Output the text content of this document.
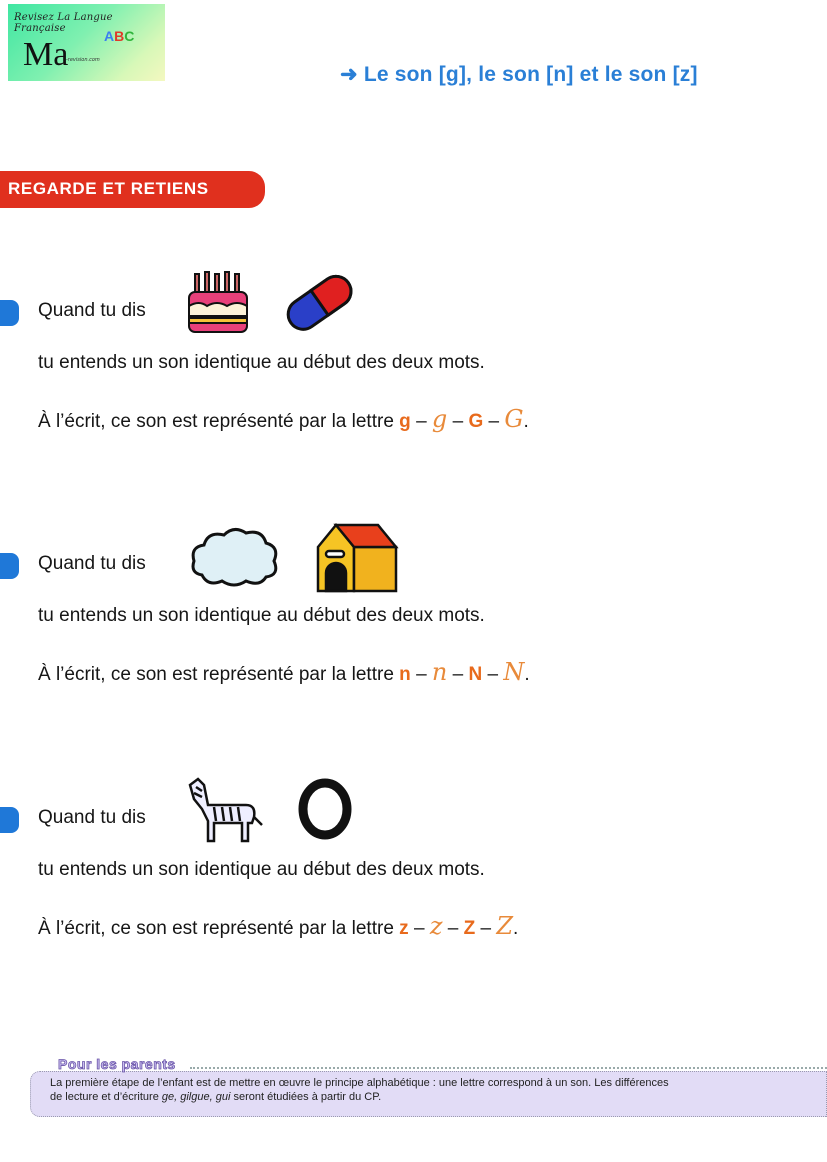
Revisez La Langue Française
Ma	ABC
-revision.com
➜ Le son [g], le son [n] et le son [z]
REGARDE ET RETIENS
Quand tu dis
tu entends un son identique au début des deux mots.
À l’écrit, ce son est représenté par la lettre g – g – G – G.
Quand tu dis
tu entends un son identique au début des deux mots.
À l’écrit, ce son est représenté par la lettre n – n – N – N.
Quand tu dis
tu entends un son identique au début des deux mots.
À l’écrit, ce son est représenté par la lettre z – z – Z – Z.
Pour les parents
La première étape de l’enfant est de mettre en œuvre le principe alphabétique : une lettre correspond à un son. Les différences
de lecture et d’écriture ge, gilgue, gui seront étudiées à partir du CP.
+ + + +
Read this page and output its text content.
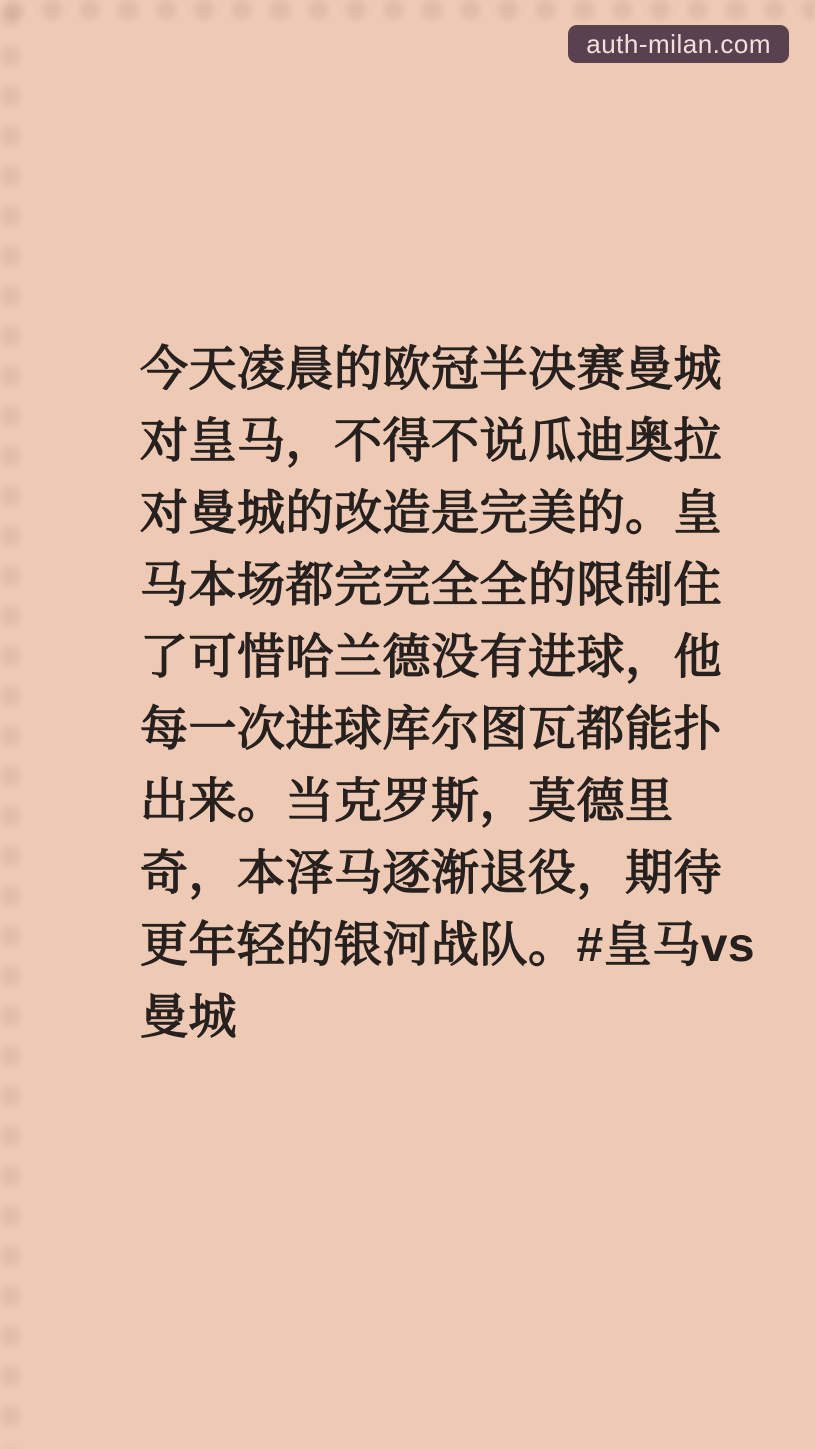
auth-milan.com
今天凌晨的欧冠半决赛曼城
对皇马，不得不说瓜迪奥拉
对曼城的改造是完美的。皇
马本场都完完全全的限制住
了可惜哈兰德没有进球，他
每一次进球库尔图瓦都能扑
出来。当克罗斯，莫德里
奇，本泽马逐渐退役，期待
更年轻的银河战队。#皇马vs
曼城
+ + + +
**WORK INSTRUCTIONS**. Report only how many lines in the entries contain "this".

**COMPLETE RESPONSE**. 2